(Extracted data entries)
- - -
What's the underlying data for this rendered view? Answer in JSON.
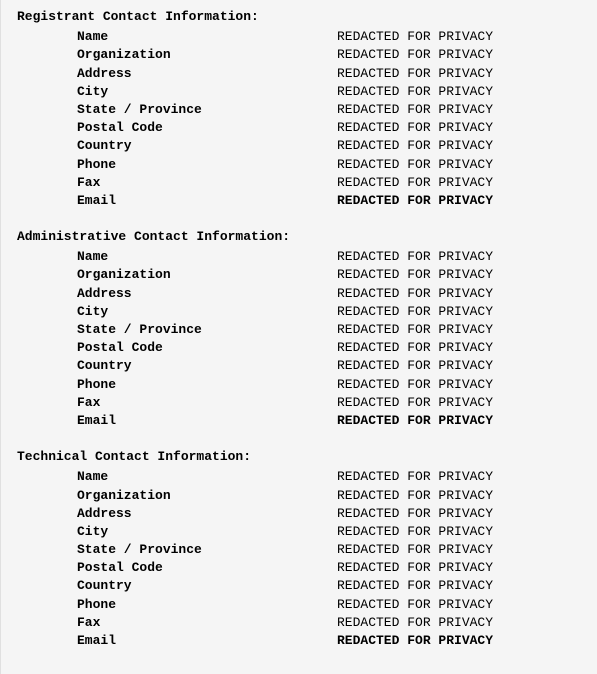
{
  "sections": [
    {
      "title": "Registrant Contact Information:",
      "fields": [
        {
          "label": "Name",
          "value": "REDACTED FOR PRIVACY",
          "bold": false
        },
        {
          "label": "Organization",
          "value": "REDACTED FOR PRIVACY",
          "bold": false
        },
        {
          "label": "Address",
          "value": "REDACTED FOR PRIVACY",
          "bold": false
        },
        {
          "label": "City",
          "value": "REDACTED FOR PRIVACY",
          "bold": false
        },
        {
          "label": "State / Province",
          "value": "REDACTED FOR PRIVACY",
          "bold": false
        },
        {
          "label": "Postal Code",
          "value": "REDACTED FOR PRIVACY",
          "bold": false
        },
        {
          "label": "Country",
          "value": "REDACTED FOR PRIVACY",
          "bold": false
        },
        {
          "label": "Phone",
          "value": "REDACTED FOR PRIVACY",
          "bold": false
        },
        {
          "label": "Fax",
          "value": "REDACTED FOR PRIVACY",
          "bold": false
        },
        {
          "label": "Email",
          "value": "REDACTED FOR PRIVACY",
          "bold": true
        }
      ]
    },
    {
      "title": "Administrative Contact Information:",
      "fields": [
        {
          "label": "Name",
          "value": "REDACTED FOR PRIVACY",
          "bold": false
        },
        {
          "label": "Organization",
          "value": "REDACTED FOR PRIVACY",
          "bold": false
        },
        {
          "label": "Address",
          "value": "REDACTED FOR PRIVACY",
          "bold": false
        },
        {
          "label": "City",
          "value": "REDACTED FOR PRIVACY",
          "bold": false
        },
        {
          "label": "State / Province",
          "value": "REDACTED FOR PRIVACY",
          "bold": false
        },
        {
          "label": "Postal Code",
          "value": "REDACTED FOR PRIVACY",
          "bold": false
        },
        {
          "label": "Country",
          "value": "REDACTED FOR PRIVACY",
          "bold": false
        },
        {
          "label": "Phone",
          "value": "REDACTED FOR PRIVACY",
          "bold": false
        },
        {
          "label": "Fax",
          "value": "REDACTED FOR PRIVACY",
          "bold": false
        },
        {
          "label": "Email",
          "value": "REDACTED FOR PRIVACY",
          "bold": true
        }
      ]
    },
    {
      "title": "Technical Contact Information:",
      "fields": [
        {
          "label": "Name",
          "value": "REDACTED FOR PRIVACY",
          "bold": false
        },
        {
          "label": "Organization",
          "value": "REDACTED FOR PRIVACY",
          "bold": false
        },
        {
          "label": "Address",
          "value": "REDACTED FOR PRIVACY",
          "bold": false
        },
        {
          "label": "City",
          "value": "REDACTED FOR PRIVACY",
          "bold": false
        },
        {
          "label": "State / Province",
          "value": "REDACTED FOR PRIVACY",
          "bold": false
        },
        {
          "label": "Postal Code",
          "value": "REDACTED FOR PRIVACY",
          "bold": false
        },
        {
          "label": "Country",
          "value": "REDACTED FOR PRIVACY",
          "bold": false
        },
        {
          "label": "Phone",
          "value": "REDACTED FOR PRIVACY",
          "bold": false
        },
        {
          "label": "Fax",
          "value": "REDACTED FOR PRIVACY",
          "bold": false
        },
        {
          "label": "Email",
          "value": "REDACTED FOR PRIVACY",
          "bold": true
        }
      ]
    }
  ]
}
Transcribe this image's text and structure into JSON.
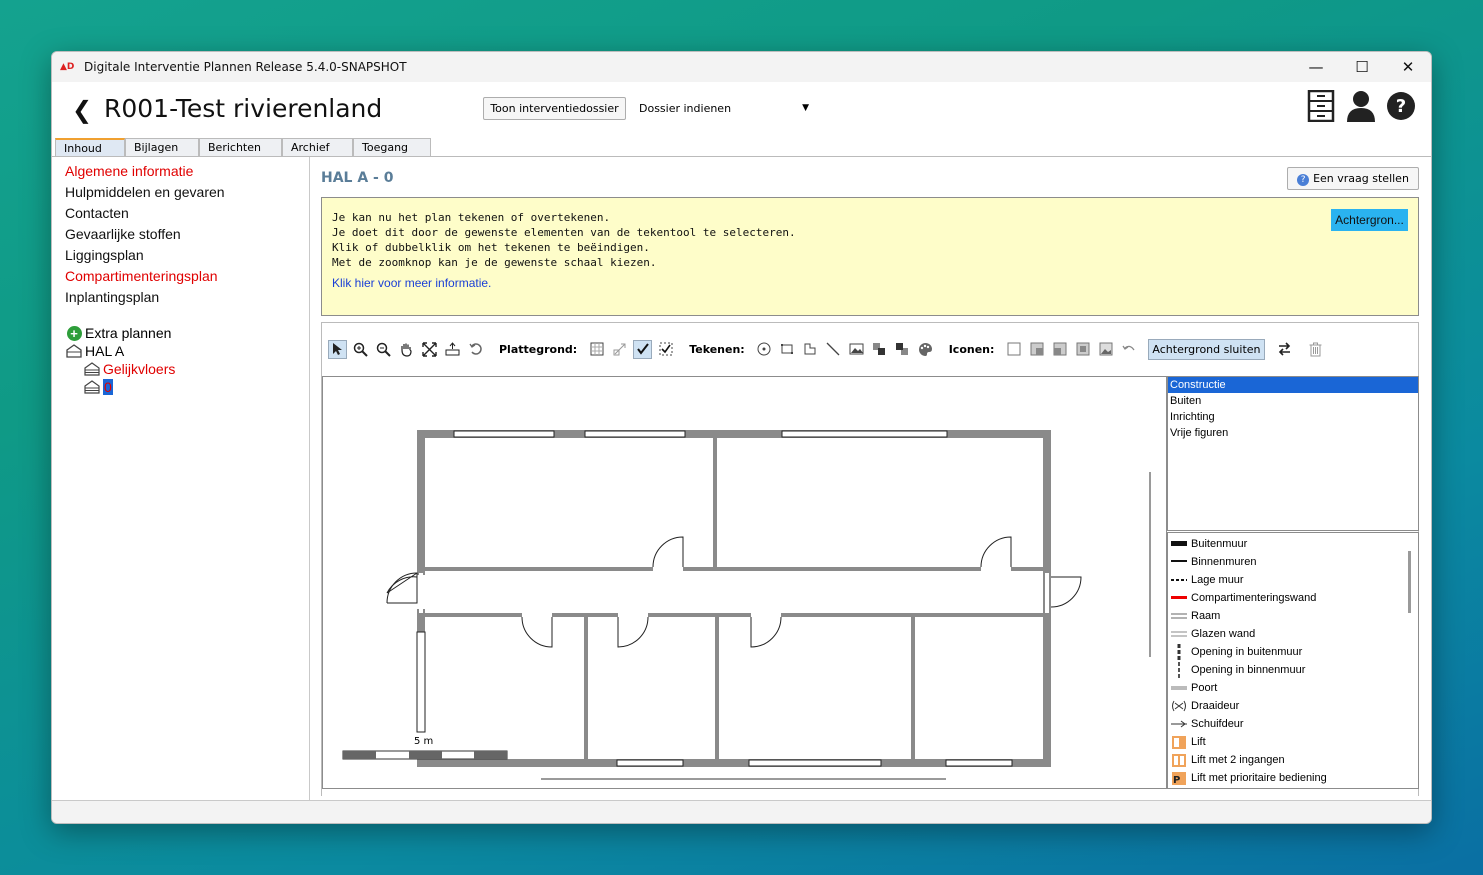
{
  "window": {
    "title": "Digitale Interventie Plannen Release 5.4.0-SNAPSHOT",
    "controls": [
      "minimize-icon",
      "maximize-icon",
      "close-icon"
    ]
  },
  "header": {
    "back_icon": "chevron-left-icon",
    "title": "R001-Test rivierenland",
    "toon_button": "Toon interventiedossier",
    "dossier_select": "Dossier indienen",
    "icons": [
      "cabinet-icon",
      "user-icon",
      "help-icon"
    ]
  },
  "tabs": [
    "Inhoud",
    "Bijlagen",
    "Berichten",
    "Archief",
    "Toegang"
  ],
  "sidebar": {
    "items": [
      {
        "label": "Algemene informatie",
        "red": true
      },
      {
        "label": "Hulpmiddelen en gevaren",
        "red": false
      },
      {
        "label": "Contacten",
        "red": false
      },
      {
        "label": "Gevaarlijke stoffen",
        "red": false
      },
      {
        "label": "Liggingsplan",
        "red": false
      },
      {
        "label": "Compartimenteringsplan",
        "red": true
      },
      {
        "label": "Inplantingsplan",
        "red": false
      }
    ],
    "tree": {
      "extra": "Extra plannen",
      "hal": "HAL A",
      "child1": "Gelijkvloers",
      "child2": "0"
    }
  },
  "main": {
    "title": "HAL A - 0",
    "vraag_button": "Een vraag stellen",
    "info": {
      "lines": [
        "Je kan nu het plan tekenen of overtekenen.",
        "Je doet dit door de gewenste elementen van de tekentool te selecteren.",
        "Klik of dubbelklik om het tekenen te beëindigen.",
        "Met de zoomknop kan je de gewenste schaal kiezen."
      ],
      "link": "Klik hier voor meer informatie.",
      "achtergrond_button": "Achtergron..."
    },
    "toolbar": {
      "plattegrond_label": "Plattegrond:",
      "tekenen_label": "Tekenen:",
      "iconen_label": "Iconen:",
      "sluiten_button": "Achtergrond sluiten"
    },
    "scale_label": "5 m",
    "layers": [
      "Constructie",
      "Buiten",
      "Inrichting",
      "Vrije figuren"
    ],
    "legend": [
      "Buitenmuur",
      "Binnenmuren",
      "Lage muur",
      "Compartimenteringswand",
      "Raam",
      "Glazen wand",
      "Opening in buitenmuur",
      "Opening in binnenmuur",
      "Poort",
      "Draaideur",
      "Schuifdeur",
      "Lift",
      "Lift met 2 ingangen",
      "Lift met prioritaire bediening"
    ],
    "colors": {
      "accent": "#1a66d6",
      "red_text": "#e00000",
      "info_bg": "#fefdc9",
      "wall": "#8a8a8a"
    }
  }
}
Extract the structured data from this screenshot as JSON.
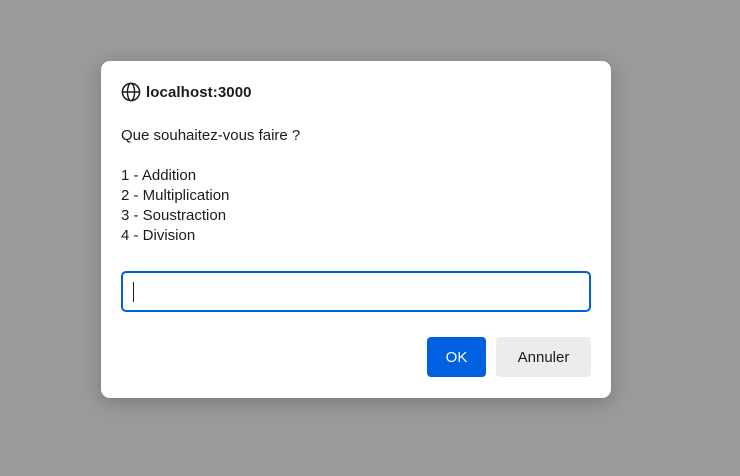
{
  "dialog": {
    "origin": "localhost:3000",
    "origin_icon": "globe-icon",
    "message_lines": [
      "Que souhaitez-vous faire ?",
      "",
      "1 - Addition",
      "2 - Multiplication",
      "3 - Soustraction",
      "4 - Division"
    ],
    "input_value": "",
    "ok_label": "OK",
    "cancel_label": "Annuler"
  },
  "colors": {
    "backdrop": "#9a9a9c",
    "accent": "#0061e0",
    "cancel_bg": "#ececee"
  }
}
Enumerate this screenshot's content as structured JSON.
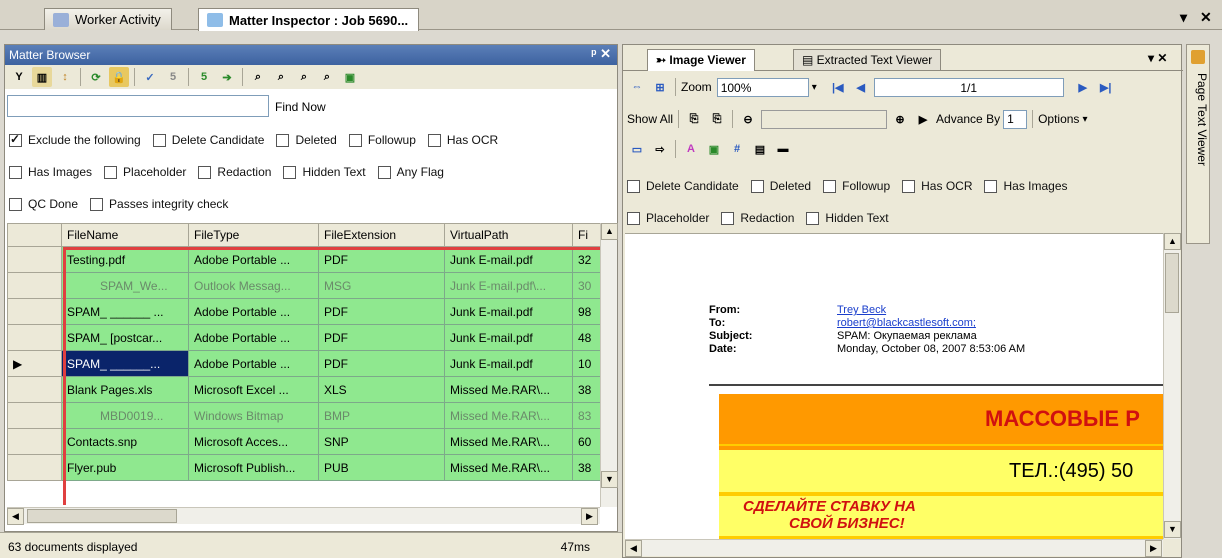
- - -
What to do
Your copy should match the entries exactly, minus the pictures.

Full answer
What's the underlying data for this rendered view? Answer in JSON.
{
  "sections": [
    {
      "title": "Registrant Contact Information:",
      "fields": [
        {
          "label": "Name",
          "value": "REDACTED FOR PRIVACY",
          "bold": false
        },
        {
          "label": "Organization",
          "value": "REDACTED FOR PRIVACY",
          "bold": false
        },
        {
          "label": "Address",
          "value": "REDACTED FOR PRIVACY",
          "bold": false
        },
        {
          "label": "City",
          "value": "REDACTED FOR PRIVACY",
          "bold": false
        },
        {
          "label": "State / Province",
          "value": "REDACTED FOR PRIVACY",
          "bold": false
        },
        {
          "label": "Postal Code",
          "value": "REDACTED FOR PRIVACY",
          "bold": false
        },
        {
          "label": "Country",
          "value": "REDACTED FOR PRIVACY",
          "bold": false
        },
        {
          "label": "Phone",
          "value": "REDACTED FOR PRIVACY",
          "bold": false
        },
        {
          "label": "Fax",
          "value": "REDACTED FOR PRIVACY",
          "bold": false
        },
        {
          "label": "Email",
          "value": "REDACTED FOR PRIVACY",
          "bold": true
        }
      ]
    },
    {
      "title": "Administrative Contact Information:",
      "fields": [
        {
          "label": "Name",
          "value": "REDACTED FOR PRIVACY",
          "bold": false
        },
        {
          "label": "Organization",
          "value": "REDACTED FOR PRIVACY",
          "bold": false
        },
        {
          "label": "Address",
          "value": "REDACTED FOR PRIVACY",
          "bold": false
        },
        {
          "label": "City",
          "value": "REDACTED FOR PRIVACY",
          "bold": false
        },
        {
          "label": "State / Province",
          "value": "REDACTED FOR PRIVACY",
          "bold": false
        },
        {
          "label": "Postal Code",
          "value": "REDACTED FOR PRIVACY",
          "bold": false
        },
        {
          "label": "Country",
          "value": "REDACTED FOR PRIVACY",
          "bold": false
        },
        {
          "label": "Phone",
          "value": "REDACTED FOR PRIVACY",
          "bold": false
        },
        {
          "label": "Fax",
          "value": "REDACTED FOR PRIVACY",
          "bold": false
        },
        {
          "label": "Email",
          "value": "REDACTED FOR PRIVACY",
          "bold": true
        }
      ]
    },
    {
      "title": "Technical Contact Information:",
      "fields": [
        {
          "label": "Name",
          "value": "REDACTED FOR PRIVACY",
          "bold": false
        },
        {
          "label": "Organization",
          "value": "REDACTED FOR PRIVACY",
          "bold": false
        },
        {
          "label": "Address",
          "value": "REDACTED FOR PRIVACY",
          "bold": false
        },
        {
          "label": "City",
          "value": "REDACTED FOR PRIVACY",
          "bold": false
        },
        {
          "label": "State / Province",
          "value": "REDACTED FOR PRIVACY",
          "bold": false
        },
        {
          "label": "Postal Code",
          "value": "REDACTED FOR PRIVACY",
          "bold": false
        },
        {
          "label": "Country",
          "value": "REDACTED FOR PRIVACY",
          "bold": false
        },
        {
          "label": "Phone",
          "value": "REDACTED FOR PRIVACY",
          "bold": false
        },
        {
          "label": "Fax",
          "value": "REDACTED FOR PRIVACY",
          "bold": false
        },
        {
          "label": "Email",
          "value": "REDACTED FOR PRIVACY",
          "bold": true
        }
      ]
    }
  ]
}
Transcribe this image's text and structure into JSON.
{
  "window": {
    "title": "Digitale Interventie Plannen Release 5.4.0-SNAPSHOT",
    "controls": [
      "minimize-icon",
      "maximize-icon",
      "close-icon"
    ]
  },
  "header": {
    "back_icon": "chevron-left-icon",
    "title": "R001-Test rivierenland",
    "toon_button": "Toon interventiedossier",
    "dossier_select": "Dossier indienen",
    "icons": [
      "cabinet-icon",
      "user-icon",
      "help-icon"
    ]
  },
  "tabs": [
    "Inhoud",
    "Bijlagen",
    "Berichten",
    "Archief",
    "Toegang"
  ],
  "sidebar": {
    "items": [
      {
        "label": "Algemene informatie",
        "red": true
      },
      {
        "label": "Hulpmiddelen en gevaren",
        "red": false
      },
      {
        "label": "Contacten",
        "red": false
      },
      {
        "label": "Gevaarlijke stoffen",
        "red": false
      },
      {
        "label": "Liggingsplan",
        "red": false
      },
      {
        "label": "Compartimenteringsplan",
        "red": true
      },
      {
        "label": "Inplantingsplan",
        "red": false
      }
    ],
    "tree": {
      "extra": "Extra plannen",
      "hal": "HAL A",
      "child1": "Gelijkvloers",
      "child2": "0"
    }
  },
  "main": {
    "title": "HAL A - 0",
    "vraag_button": "Een vraag stellen",
    "info": {
      "lines": [
        "Je kan nu het plan tekenen of overtekenen.",
        "Je doet dit door de gewenste elementen van de tekentool te selecteren.",
        "Klik of dubbelklik om het tekenen te beëindigen.",
        "Met de zoomknop kan je de gewenste schaal kiezen."
      ],
      "link": "Klik hier voor meer informatie.",
      "achtergrond_button": "Achtergron..."
    },
    "toolbar": {
      "plattegrond_label": "Plattegrond:",
      "tekenen_label": "Tekenen:",
      "iconen_label": "Iconen:",
      "sluiten_button": "Achtergrond sluiten"
    },
    "scale_label": "5 m",
    "layers": [
      "Constructie",
      "Buiten",
      "Inrichting",
      "Vrije figuren"
    ],
    "legend": [
      "Buitenmuur",
      "Binnenmuren",
      "Lage muur",
      "Compartimenteringswand",
      "Raam",
      "Glazen wand",
      "Opening in buitenmuur",
      "Opening in binnenmuur",
      "Poort",
      "Draaideur",
      "Schuifdeur",
      "Lift",
      "Lift met 2 ingangen",
      "Lift met prioritaire bediening"
    ],
    "colors": {
      "accent": "#1a66d6",
      "red_text": "#e00000",
      "info_bg": "#fefdc9",
      "wall": "#8a8a8a"
    }
  }
}
Extract the structured data from this screenshot as JSON.
{
  "dialog": {
    "origin": "localhost:3000",
    "origin_icon": "globe-icon",
    "message_lines": [
      "Que souhaitez-vous faire ?",
      "",
      "1 - Addition",
      "2 - Multiplication",
      "3 - Soustraction",
      "4 - Division"
    ],
    "input_value": "",
    "ok_label": "OK",
    "cancel_label": "Annuler"
  },
  "colors": {
    "backdrop": "#9a9a9c",
    "accent": "#0061e0",
    "cancel_bg": "#ececee"
  }
}
Enumerate this screenshot's content as structured JSON.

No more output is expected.